Task details →
Copy every record word for word.

Collected data entries
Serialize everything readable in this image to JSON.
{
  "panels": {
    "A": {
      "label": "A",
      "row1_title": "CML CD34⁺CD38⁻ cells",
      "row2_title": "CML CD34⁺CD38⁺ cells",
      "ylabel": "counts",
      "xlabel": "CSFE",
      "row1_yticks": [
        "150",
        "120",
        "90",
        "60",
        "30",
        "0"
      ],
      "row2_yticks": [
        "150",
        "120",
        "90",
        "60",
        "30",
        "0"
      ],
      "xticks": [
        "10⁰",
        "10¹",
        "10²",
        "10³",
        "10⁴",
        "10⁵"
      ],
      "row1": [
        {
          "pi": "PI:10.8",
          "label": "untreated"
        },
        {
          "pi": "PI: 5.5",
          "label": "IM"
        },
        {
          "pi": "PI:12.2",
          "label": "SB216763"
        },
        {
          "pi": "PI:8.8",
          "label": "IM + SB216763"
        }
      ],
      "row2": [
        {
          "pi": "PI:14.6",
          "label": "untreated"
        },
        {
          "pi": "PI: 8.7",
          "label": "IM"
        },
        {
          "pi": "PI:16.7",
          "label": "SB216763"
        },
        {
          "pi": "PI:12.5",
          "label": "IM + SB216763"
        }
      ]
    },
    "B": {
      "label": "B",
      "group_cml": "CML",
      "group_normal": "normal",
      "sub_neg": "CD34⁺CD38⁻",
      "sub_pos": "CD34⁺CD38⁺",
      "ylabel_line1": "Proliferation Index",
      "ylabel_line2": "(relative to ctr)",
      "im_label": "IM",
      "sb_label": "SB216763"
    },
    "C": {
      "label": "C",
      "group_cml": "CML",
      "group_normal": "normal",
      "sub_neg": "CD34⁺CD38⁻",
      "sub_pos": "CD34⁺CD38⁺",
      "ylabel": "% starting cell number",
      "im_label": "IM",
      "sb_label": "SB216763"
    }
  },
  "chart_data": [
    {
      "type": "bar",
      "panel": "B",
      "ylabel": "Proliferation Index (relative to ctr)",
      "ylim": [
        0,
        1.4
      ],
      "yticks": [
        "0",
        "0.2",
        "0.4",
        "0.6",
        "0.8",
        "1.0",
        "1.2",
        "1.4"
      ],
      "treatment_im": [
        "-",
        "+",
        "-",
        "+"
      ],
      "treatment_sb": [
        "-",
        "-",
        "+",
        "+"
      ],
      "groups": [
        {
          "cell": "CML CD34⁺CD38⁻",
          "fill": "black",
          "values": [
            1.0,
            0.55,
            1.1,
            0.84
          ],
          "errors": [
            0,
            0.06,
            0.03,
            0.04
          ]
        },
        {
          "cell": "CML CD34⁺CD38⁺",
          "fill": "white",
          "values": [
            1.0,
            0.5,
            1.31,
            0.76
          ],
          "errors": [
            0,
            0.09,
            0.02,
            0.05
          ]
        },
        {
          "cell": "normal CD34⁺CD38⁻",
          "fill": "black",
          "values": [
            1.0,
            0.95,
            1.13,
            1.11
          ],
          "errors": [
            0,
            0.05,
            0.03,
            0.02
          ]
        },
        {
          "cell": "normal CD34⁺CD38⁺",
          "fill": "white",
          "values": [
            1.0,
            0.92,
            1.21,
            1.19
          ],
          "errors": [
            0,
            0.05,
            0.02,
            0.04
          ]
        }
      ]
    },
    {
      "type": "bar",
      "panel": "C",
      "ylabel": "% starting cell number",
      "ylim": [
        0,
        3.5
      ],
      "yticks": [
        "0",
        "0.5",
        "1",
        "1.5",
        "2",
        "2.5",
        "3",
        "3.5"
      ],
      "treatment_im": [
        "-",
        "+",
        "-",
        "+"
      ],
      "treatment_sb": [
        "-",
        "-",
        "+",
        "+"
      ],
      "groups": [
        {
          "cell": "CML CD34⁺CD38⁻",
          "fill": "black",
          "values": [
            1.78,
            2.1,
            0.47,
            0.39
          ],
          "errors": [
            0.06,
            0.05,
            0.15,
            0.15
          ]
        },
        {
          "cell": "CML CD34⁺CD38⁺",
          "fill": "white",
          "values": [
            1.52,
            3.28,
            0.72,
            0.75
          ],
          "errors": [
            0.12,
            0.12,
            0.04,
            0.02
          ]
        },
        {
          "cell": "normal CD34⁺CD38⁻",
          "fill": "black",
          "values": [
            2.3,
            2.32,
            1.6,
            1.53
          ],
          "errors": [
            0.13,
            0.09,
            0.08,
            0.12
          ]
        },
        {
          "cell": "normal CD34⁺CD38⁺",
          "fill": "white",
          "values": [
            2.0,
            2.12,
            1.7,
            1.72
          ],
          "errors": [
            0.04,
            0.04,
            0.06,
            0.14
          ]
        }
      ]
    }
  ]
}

Answer space →
Serialize everything readable in this image to JSON.
{
  "panels": {
    "A": {
      "label": "A",
      "row1_title": "CML CD34⁺CD38⁻ cells",
      "row2_title": "CML CD34⁺CD38⁺ cells",
      "ylabel": "counts",
      "xlabel": "CSFE",
      "row1_yticks": [
        "150",
        "120",
        "90",
        "60",
        "30",
        "0"
      ],
      "row2_yticks": [
        "150",
        "120",
        "90",
        "60",
        "30",
        "0"
      ],
      "xticks": [
        "10⁰",
        "10¹",
        "10²",
        "10³",
        "10⁴",
        "10⁵"
      ],
      "row1": [
        {
          "pi": "PI:10.8",
          "label": "untreated"
        },
        {
          "pi": "PI: 5.5",
          "label": "IM"
        },
        {
          "pi": "PI:12.2",
          "label": "SB216763"
        },
        {
          "pi": "PI:8.8",
          "label": "IM + SB216763"
        }
      ],
      "row2": [
        {
          "pi": "PI:14.6",
          "label": "untreated"
        },
        {
          "pi": "PI: 8.7",
          "label": "IM"
        },
        {
          "pi": "PI:16.7",
          "label": "SB216763"
        },
        {
          "pi": "PI:12.5",
          "label": "IM + SB216763"
        }
      ]
    },
    "B": {
      "label": "B",
      "group_cml": "CML",
      "group_normal": "normal",
      "sub_neg": "CD34⁺CD38⁻",
      "sub_pos": "CD34⁺CD38⁺",
      "ylabel_line1": "Proliferation Index",
      "ylabel_line2": "(relative to ctr)",
      "im_label": "IM",
      "sb_label": "SB216763"
    },
    "C": {
      "label": "C",
      "group_cml": "CML",
      "group_normal": "normal",
      "sub_neg": "CD34⁺CD38⁻",
      "sub_pos": "CD34⁺CD38⁺",
      "ylabel": "% starting cell number",
      "im_label": "IM",
      "sb_label": "SB216763"
    }
  },
  "chart_data": [
    {
      "type": "bar",
      "panel": "B",
      "ylabel": "Proliferation Index (relative to ctr)",
      "ylim": [
        0,
        1.4
      ],
      "yticks": [
        "0",
        "0.2",
        "0.4",
        "0.6",
        "0.8",
        "1.0",
        "1.2",
        "1.4"
      ],
      "treatment_im": [
        "-",
        "+",
        "-",
        "+"
      ],
      "treatment_sb": [
        "-",
        "-",
        "+",
        "+"
      ],
      "groups": [
        {
          "cell": "CML CD34⁺CD38⁻",
          "fill": "black",
          "values": [
            1.0,
            0.55,
            1.1,
            0.84
          ],
          "errors": [
            0,
            0.06,
            0.03,
            0.04
          ]
        },
        {
          "cell": "CML CD34⁺CD38⁺",
          "fill": "white",
          "values": [
            1.0,
            0.5,
            1.31,
            0.76
          ],
          "errors": [
            0,
            0.09,
            0.02,
            0.05
          ]
        },
        {
          "cell": "normal CD34⁺CD38⁻",
          "fill": "black",
          "values": [
            1.0,
            0.95,
            1.13,
            1.11
          ],
          "errors": [
            0,
            0.05,
            0.03,
            0.02
          ]
        },
        {
          "cell": "normal CD34⁺CD38⁺",
          "fill": "white",
          "values": [
            1.0,
            0.92,
            1.21,
            1.19
          ],
          "errors": [
            0,
            0.05,
            0.02,
            0.04
          ]
        }
      ]
    },
    {
      "type": "bar",
      "panel": "C",
      "ylabel": "% starting cell number",
      "ylim": [
        0,
        3.5
      ],
      "yticks": [
        "0",
        "0.5",
        "1",
        "1.5",
        "2",
        "2.5",
        "3",
        "3.5"
      ],
      "treatment_im": [
        "-",
        "+",
        "-",
        "+"
      ],
      "treatment_sb": [
        "-",
        "-",
        "+",
        "+"
      ],
      "groups": [
        {
          "cell": "CML CD34⁺CD38⁻",
          "fill": "black",
          "values": [
            1.78,
            2.1,
            0.47,
            0.39
          ],
          "errors": [
            0.06,
            0.05,
            0.15,
            0.15
          ]
        },
        {
          "cell": "CML CD34⁺CD38⁺",
          "fill": "white",
          "values": [
            1.52,
            3.28,
            0.72,
            0.75
          ],
          "errors": [
            0.12,
            0.12,
            0.04,
            0.02
          ]
        },
        {
          "cell": "normal CD34⁺CD38⁻",
          "fill": "black",
          "values": [
            2.3,
            2.32,
            1.6,
            1.53
          ],
          "errors": [
            0.13,
            0.09,
            0.08,
            0.12
          ]
        },
        {
          "cell": "normal CD34⁺CD38⁺",
          "fill": "white",
          "values": [
            2.0,
            2.12,
            1.7,
            1.72
          ],
          "errors": [
            0.04,
            0.04,
            0.06,
            0.14
          ]
        }
      ]
    }
  ]
}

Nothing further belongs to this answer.